### What is asked
Write out, precisely and in full, each line of the material.

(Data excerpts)
Begin

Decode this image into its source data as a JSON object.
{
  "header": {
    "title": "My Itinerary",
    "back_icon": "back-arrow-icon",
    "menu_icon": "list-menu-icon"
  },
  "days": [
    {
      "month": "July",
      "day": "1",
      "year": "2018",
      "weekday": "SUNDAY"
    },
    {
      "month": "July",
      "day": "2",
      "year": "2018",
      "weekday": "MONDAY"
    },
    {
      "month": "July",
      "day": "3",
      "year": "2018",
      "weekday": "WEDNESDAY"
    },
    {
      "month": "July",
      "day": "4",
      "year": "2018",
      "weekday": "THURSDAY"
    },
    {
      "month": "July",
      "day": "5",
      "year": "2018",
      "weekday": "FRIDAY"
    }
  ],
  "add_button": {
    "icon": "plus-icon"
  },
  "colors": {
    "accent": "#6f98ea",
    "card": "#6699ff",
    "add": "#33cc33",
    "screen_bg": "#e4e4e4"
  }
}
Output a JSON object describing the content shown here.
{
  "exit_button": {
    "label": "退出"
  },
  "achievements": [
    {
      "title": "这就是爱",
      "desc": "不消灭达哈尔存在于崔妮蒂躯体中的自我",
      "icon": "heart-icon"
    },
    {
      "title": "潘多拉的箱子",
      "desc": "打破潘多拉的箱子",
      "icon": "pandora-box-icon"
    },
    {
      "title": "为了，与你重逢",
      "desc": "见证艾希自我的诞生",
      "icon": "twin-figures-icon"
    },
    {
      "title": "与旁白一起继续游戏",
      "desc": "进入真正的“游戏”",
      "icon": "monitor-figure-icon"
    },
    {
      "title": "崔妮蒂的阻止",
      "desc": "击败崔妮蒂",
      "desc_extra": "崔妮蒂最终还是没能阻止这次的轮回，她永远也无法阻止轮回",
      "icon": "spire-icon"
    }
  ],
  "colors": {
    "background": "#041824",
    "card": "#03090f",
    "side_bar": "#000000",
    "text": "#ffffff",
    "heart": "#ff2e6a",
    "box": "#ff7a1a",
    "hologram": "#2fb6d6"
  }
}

End

### Reply
Decode this image into its source data as a JSON object.
{
  "header": {
    "title": "My Itinerary",
    "back_icon": "back-arrow-icon",
    "menu_icon": "list-menu-icon"
  },
  "days": [
    {
      "month": "July",
      "day": "1",
      "year": "2018",
      "weekday": "SUNDAY"
    },
    {
      "month": "July",
      "day": "2",
      "year": "2018",
      "weekday": "MONDAY"
    },
    {
      "month": "July",
      "day": "3",
      "year": "2018",
      "weekday": "WEDNESDAY"
    },
    {
      "month": "July",
      "day": "4",
      "year": "2018",
      "weekday": "THURSDAY"
    },
    {
      "month": "July",
      "day": "5",
      "year": "2018",
      "weekday": "FRIDAY"
    }
  ],
  "add_button": {
    "icon": "plus-icon"
  },
  "colors": {
    "accent": "#6f98ea",
    "card": "#6699ff",
    "add": "#33cc33",
    "screen_bg": "#e4e4e4"
  }
}
Output a JSON object describing the content shown here.
{
  "exit_button": {
    "label": "退出"
  },
  "achievements": [
    {
      "title": "这就是爱",
      "desc": "不消灭达哈尔存在于崔妮蒂躯体中的自我",
      "icon": "heart-icon"
    },
    {
      "title": "潘多拉的箱子",
      "desc": "打破潘多拉的箱子",
      "icon": "pandora-box-icon"
    },
    {
      "title": "为了，与你重逢",
      "desc": "见证艾希自我的诞生",
      "icon": "twin-figures-icon"
    },
    {
      "title": "与旁白一起继续游戏",
      "desc": "进入真正的“游戏”",
      "icon": "monitor-figure-icon"
    },
    {
      "title": "崔妮蒂的阻止",
      "desc": "击败崔妮蒂",
      "desc_extra": "崔妮蒂最终还是没能阻止这次的轮回，她永远也无法阻止轮回",
      "icon": "spire-icon"
    }
  ],
  "colors": {
    "background": "#041824",
    "card": "#03090f",
    "side_bar": "#000000",
    "text": "#ffffff",
    "heart": "#ff2e6a",
    "box": "#ff7a1a",
    "hologram": "#2fb6d6"
  }
}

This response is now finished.